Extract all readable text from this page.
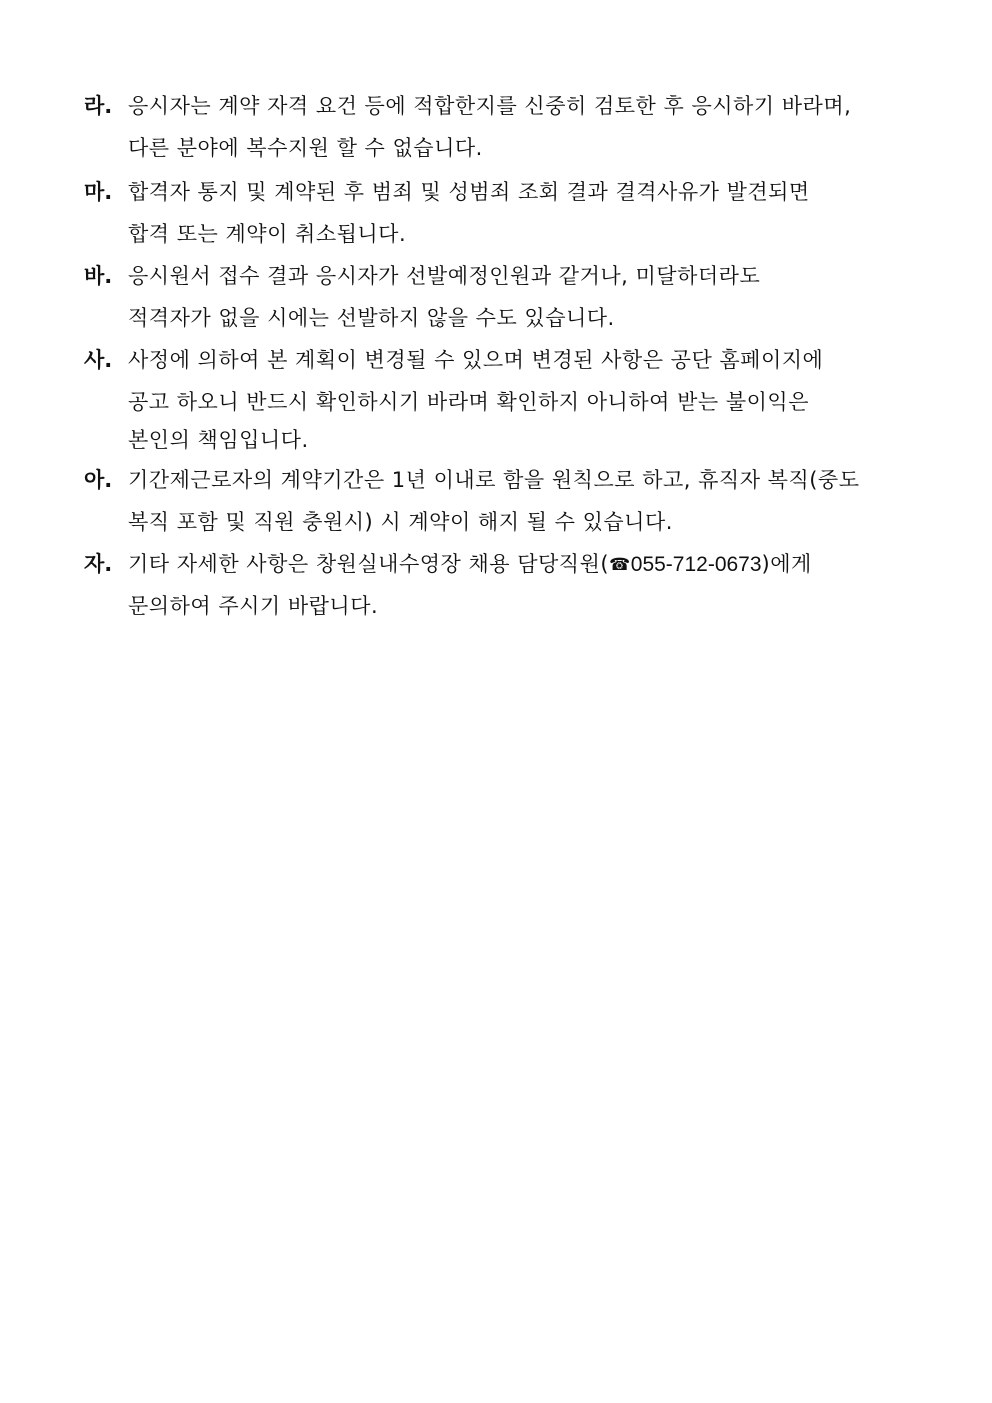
라. 응시자는 계약 자격 요건 등에 적합한지를 신중히 검토한 후 응시하기 바라며,
다른 분야에 복수지원 할 수 없습니다.
마. 합격자 통지 및 계약된 후 범죄 및 성범죄 조회 결과 결격사유가 발견되면
합격 또는 계약이 취소됩니다.
바. 응시원서 접수 결과 응시자가 선발예정인원과 같거나, 미달하더라도
적격자가 없을 시에는 선발하지 않을 수도 있습니다.
사. 사정에 의하여 본 계획이 변경될 수 있으며 변경된 사항은 공단 홈페이지에
공고 하오니 반드시 확인하시기 바라며 확인하지 아니하여 받는 불이익은
본인의 책임입니다.
아. 기간제근로자의 계약기간은 1년 이내로 함을 원칙으로 하고, 휴직자 복직(중도
복직 포함 및 직원 충원시) 시 계약이 해지 될 수 있습니다.
자. 기타 자세한 사항은 창원실내수영장 채용 담당직원(☎055-712-0673)에게
문의하여 주시기 바랍니다.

TASK PROMPT >> Across the preceding material, how many lines contain the word "있습니다"? State the number alone.

ANSWER TO THE PROBLEM >> 2